Written instruction 1>
Answer these questions from the essay on pride and privilege after Stonewall:
(a) Which anniversary of the Stonewall Riots does this month mark?
(b) Which television show premiered two years before the writer came out?
(c) How much did the social work degree cost in student loans?
Written instruction 2>
Reproduce word for word the part of the essay on pride and privilege after Stonewall starting at "Pride, Privilege and" and ending at "my mid 30’s.".

Document extract>
>> BEGIN

Pride, Privilege and Power Post Stonewall


It was a question posed by Brian Lehrer, NPR host of The Brian Lehrer [radio] Show and podcast.

This month marks the 50th anniversary of The Stonewall Riots in New York City; widely considered the beginning of the modern Gay Rights Movement.

Brian is commemorating this occasion by broadcasting LGBTQ+ stories of how homophobia impacted them during the decade they came out, as well as how they experienced gay pride. The segment, Pride and Prejudice, will run through Friday, June 28th, each day covering a different decade since Stonewall: 69, 79, 89, 99, 2009, 2019.

I came out in my mid 30’s.

It was 06, two years after the premiere of The L-Word enraged three-quarters of the American lesbian population by failing to cast women who looked like ‘real lesbians’ and instead debuted characters whose appearance and stories made me feel like there might be a place for me if I dared to come out. 

History tells me that the groundwork had been laid by previous generations of LGBT+’s. Still, that television show ignited a shift in the acceptance of lesbians and of lesbian life in my world that helped my coming out to land so far on the benign end of the spectrum, that when I look back now, all I feel is privileged and like my story isn’t worth telling. 

Well, I am privileged. I’m white, after all. And I didn’t struggle with the fear of losing my heterosexual status in society because I figured anything I might lose from holding a woman’s hand instead of a man’s would be evened up by the black card I had in my wallet and my half of the millions I’d accrued before I divorced what’s-his-name.  Which is probably why I almost had a breakdown when he defrauded me of it all. But that’s another story.

Actually, it’s not. It speaks to my privilege. And having lost some of it.  

I don’t know if I would have come out had I known it would be sans money. Because when you don’t have a man by your side, the world pushes you the fuck around. And the amount of fighting required on a weekly basis – just to complete normal adulting tasks – really begins to weigh on you. And I can tell you that being able to throw money at problems makes a lot of those problems go away.

All of which is to say, it’s easy to come out when you’re white and rich. There. I said it.

About ten seconds after coming out, I was divorced, broke, in debt, and a lesbian.
Dating another lesbian.
Who was a new graduate.
With a degree in social work.
That cost her 90K in student loans to get.

Being both gay and broke shifted the tectonic plates inside my core in a way that took years to piece back together. For the first time in my life I felt unsafe, uncertain, and unprotected. Which I guess is what life feels like when you’re not drowning in privilege.

What that loss of stability did to me was light a fire inside my gut to rebuild financially. And since I fell in love with the social worker who was 90K in debt and 10 years behind me in her career, the burden to make the money naturally fell on me. For the first time in my life.

>> END

Dataset content>
>> BEGIN

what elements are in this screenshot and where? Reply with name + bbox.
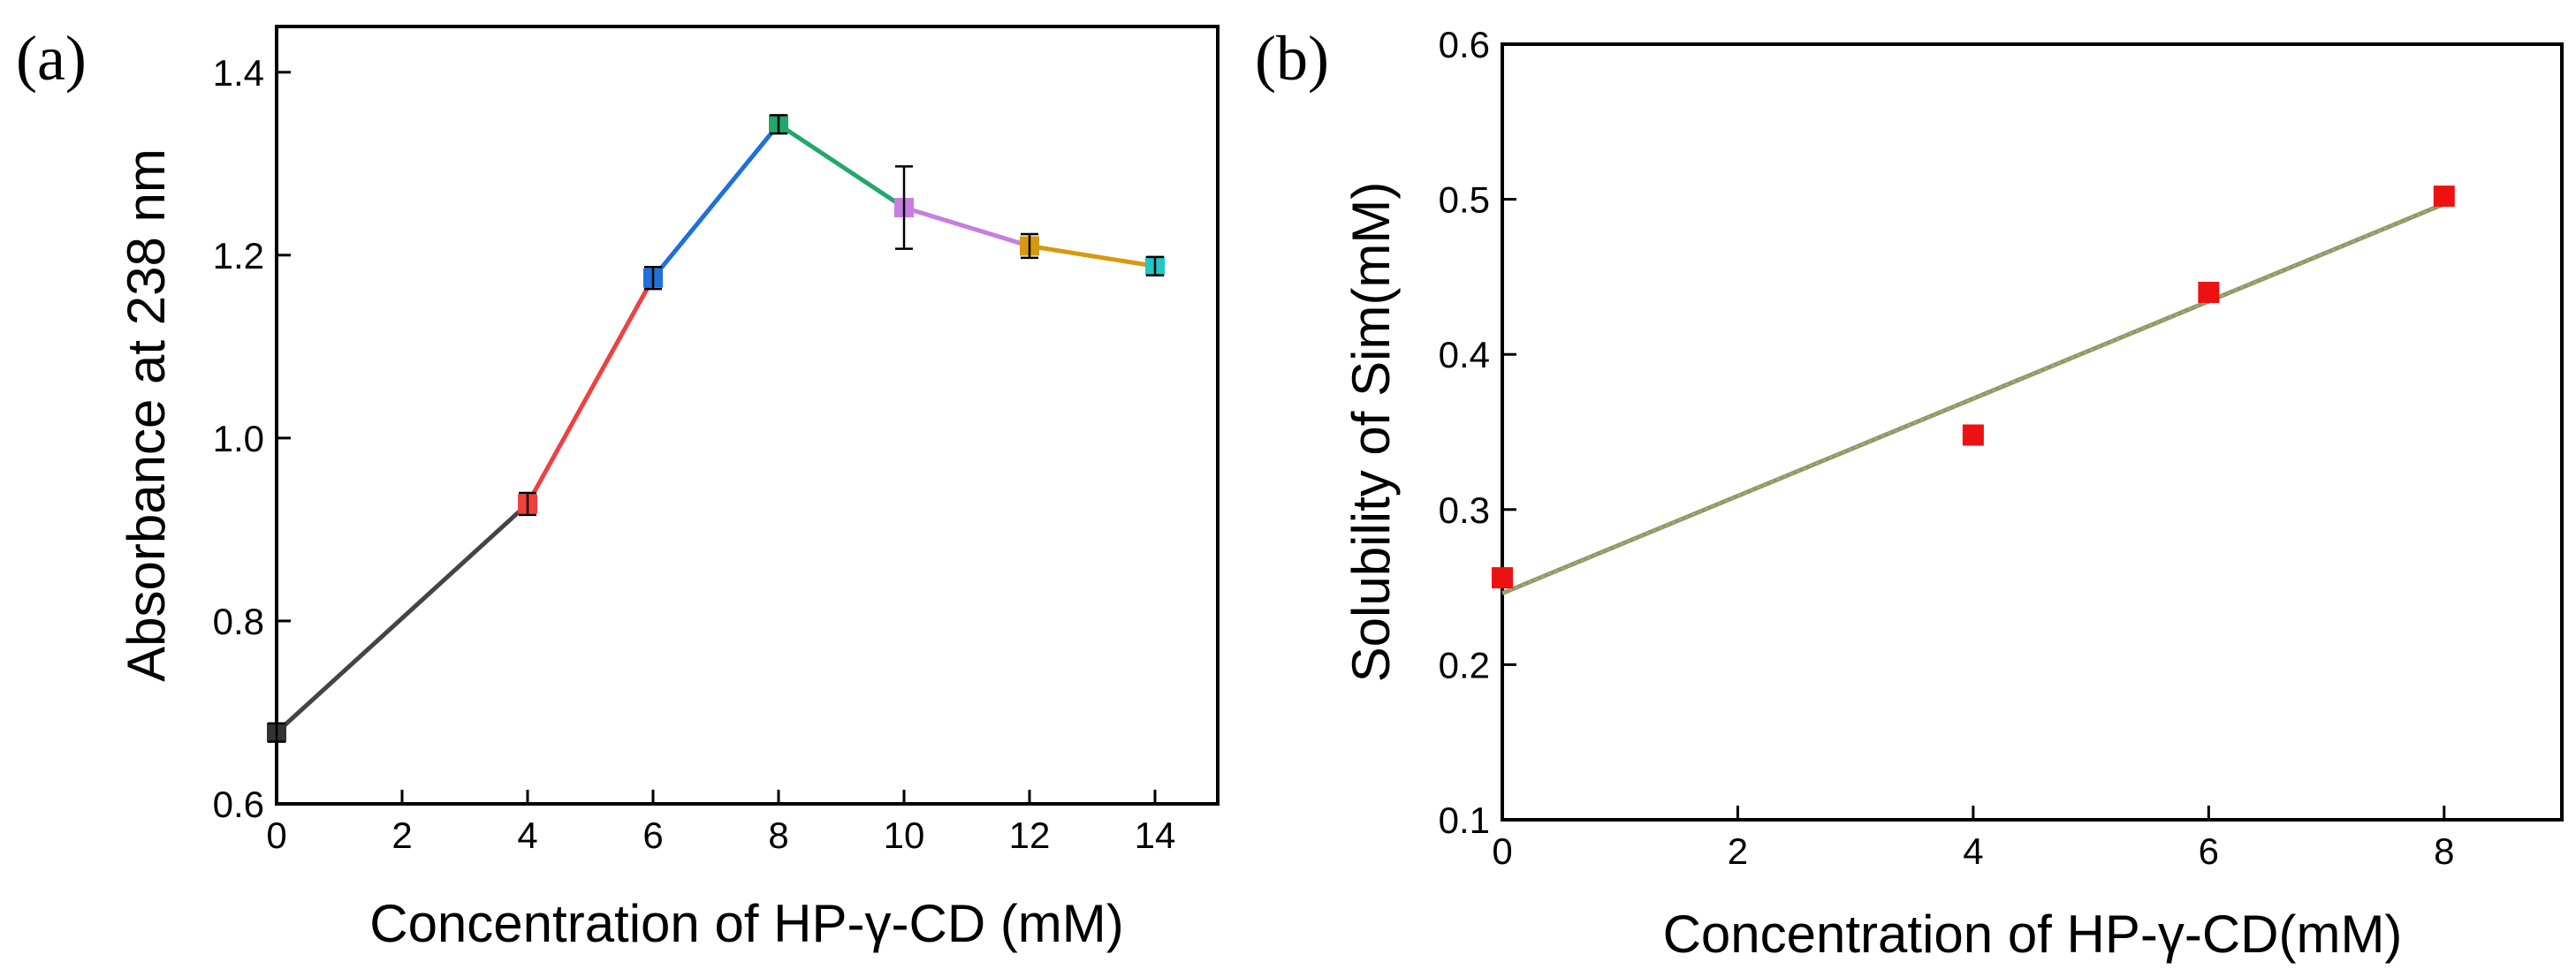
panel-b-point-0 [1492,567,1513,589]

>> END

Right answer 1>
(a) The 50th anniversary.
(b) The L-Word.
(c) 90K.

Right answer 2>
Pride, Privilege and Power Post Stonewall


It was a question posed by Brian Lehrer, NPR host of The Brian Lehrer [radio] Show and podcast.

This month marks the 50th anniversary of The Stonewall Riots in New York City; widely considered the beginning of the modern Gay Rights Movement.

Brian is commemorating this occasion by broadcasting LGBTQ+ stories of how homophobia impacted them during the decade they came out, as well as how they experienced gay pride. The segment, Pride and Prejudice, will run through Friday, June 28th, each day covering a different decade since Stonewall: 69, 79, 89, 99, 2009, 2019.

I came out in my mid 30’s.